Goal –
In the streaming article:
(a) What does UDP stand for?
(b) What does the article call progressive download the video equivalent of?
(c) What name is given to the combination of HTTP and TCP?

Reading text –
** Start **

The Algorithm Series: QUIC Ways to Stream
In the beginning, there was IP. And IP begat both a beauty (TCP) and a beast (UDP). And all was good.
In the first age of IP (internet protocol), both TCP (transmission control protocol) and UDP (user datagram protocol) found favor with IP architects everywhere, and they were declared effective as transport protocols to carry IP. But soon, TCP was given the "good" moniker, and it began to outshine UDP. Love and attention were showered on TCP for its ability to coordinate with multiple types of traffic, and it received the World Wide Web crown. Meanwhile, the brawny, pushy, and much more efficient UDP lurked in the shadows, underpinning almost all IP traffic, except for all of the widely praised web traffic via HTTP or HTTPS.
And this first age of World Wide Web traffic (the second age of IP) proceeded in harmony, in which pictures and text behaved nicely alongside basic HTML frames and coding. At some point near the end of the first age of World Wide Web traffic, however, streaming was born.
Streaming architects began searching for a more consistent and effective way to deliver video on the web—beyond progressive download, which is the video equivalent of a still image—to be able to stream single (unicast) on-demand video streams at scale. Prophets in the video delivery wilderness declared that multicast streams could solve all the at-scale issues of unicast streaming if only we"d all welcome UDP back into the fold as an equal partner to TCP on internet routers everywhere.
Yet the lure of HTTP was greater than the lure of truly efficient at-scale video streaming, so the second age of World Wide Web traffic contained even more TCP to the exclusion of UDP. Rather than streaming fixing the internet, the internet hamstrung streaming by chopping "streams" into HTTP small-file segments for at-scale delivery with significant latencies. The approach was effective: Streaming grew in popularity, and hundreds of millions of consumers were able to view on-demand content thanks to the combination of HTTP and TCP known as HTTP/2.

** End **

Stored rows –
** Start **

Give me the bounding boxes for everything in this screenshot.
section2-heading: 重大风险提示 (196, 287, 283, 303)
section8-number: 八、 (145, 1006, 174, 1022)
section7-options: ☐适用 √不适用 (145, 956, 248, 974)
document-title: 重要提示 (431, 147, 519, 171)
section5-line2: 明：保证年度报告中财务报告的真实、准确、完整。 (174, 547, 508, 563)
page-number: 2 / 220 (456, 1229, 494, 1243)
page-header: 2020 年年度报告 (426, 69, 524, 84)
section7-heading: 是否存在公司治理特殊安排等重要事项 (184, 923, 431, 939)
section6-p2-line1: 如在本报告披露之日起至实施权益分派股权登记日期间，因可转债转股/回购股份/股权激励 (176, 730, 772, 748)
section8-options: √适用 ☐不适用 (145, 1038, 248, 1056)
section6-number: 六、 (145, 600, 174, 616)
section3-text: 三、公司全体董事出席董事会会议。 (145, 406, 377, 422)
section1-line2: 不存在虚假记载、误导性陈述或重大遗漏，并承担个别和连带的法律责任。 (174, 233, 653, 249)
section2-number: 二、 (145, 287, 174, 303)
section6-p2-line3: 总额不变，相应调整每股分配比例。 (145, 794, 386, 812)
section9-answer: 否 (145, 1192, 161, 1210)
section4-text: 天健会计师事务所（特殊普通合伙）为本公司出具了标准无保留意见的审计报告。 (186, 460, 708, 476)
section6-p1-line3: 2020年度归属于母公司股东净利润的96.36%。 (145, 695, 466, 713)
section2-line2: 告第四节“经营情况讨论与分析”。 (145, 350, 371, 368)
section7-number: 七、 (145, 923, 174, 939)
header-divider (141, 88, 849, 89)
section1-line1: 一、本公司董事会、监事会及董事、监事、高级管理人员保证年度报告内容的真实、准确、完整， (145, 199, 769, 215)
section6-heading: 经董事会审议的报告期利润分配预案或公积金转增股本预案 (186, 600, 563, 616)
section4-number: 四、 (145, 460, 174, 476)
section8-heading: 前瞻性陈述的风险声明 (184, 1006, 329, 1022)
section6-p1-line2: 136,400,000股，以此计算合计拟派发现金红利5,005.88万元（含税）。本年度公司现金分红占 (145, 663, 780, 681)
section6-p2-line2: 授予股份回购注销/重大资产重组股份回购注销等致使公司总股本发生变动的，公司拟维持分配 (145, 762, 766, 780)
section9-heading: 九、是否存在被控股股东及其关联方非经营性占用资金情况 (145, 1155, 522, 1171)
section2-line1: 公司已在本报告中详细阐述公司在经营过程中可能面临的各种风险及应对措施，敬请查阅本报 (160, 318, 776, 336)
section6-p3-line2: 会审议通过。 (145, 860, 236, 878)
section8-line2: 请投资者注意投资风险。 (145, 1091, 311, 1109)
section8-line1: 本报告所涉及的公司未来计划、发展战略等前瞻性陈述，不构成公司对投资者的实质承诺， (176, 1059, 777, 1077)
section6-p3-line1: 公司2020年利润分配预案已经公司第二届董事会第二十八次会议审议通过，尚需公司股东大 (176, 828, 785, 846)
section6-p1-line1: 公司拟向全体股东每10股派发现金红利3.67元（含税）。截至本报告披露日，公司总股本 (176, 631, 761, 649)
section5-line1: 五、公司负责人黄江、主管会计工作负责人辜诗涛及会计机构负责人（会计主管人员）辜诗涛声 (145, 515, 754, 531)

** End **

Task output –
(a) User datagram protocol
(b) A still image
(c) HTTP/2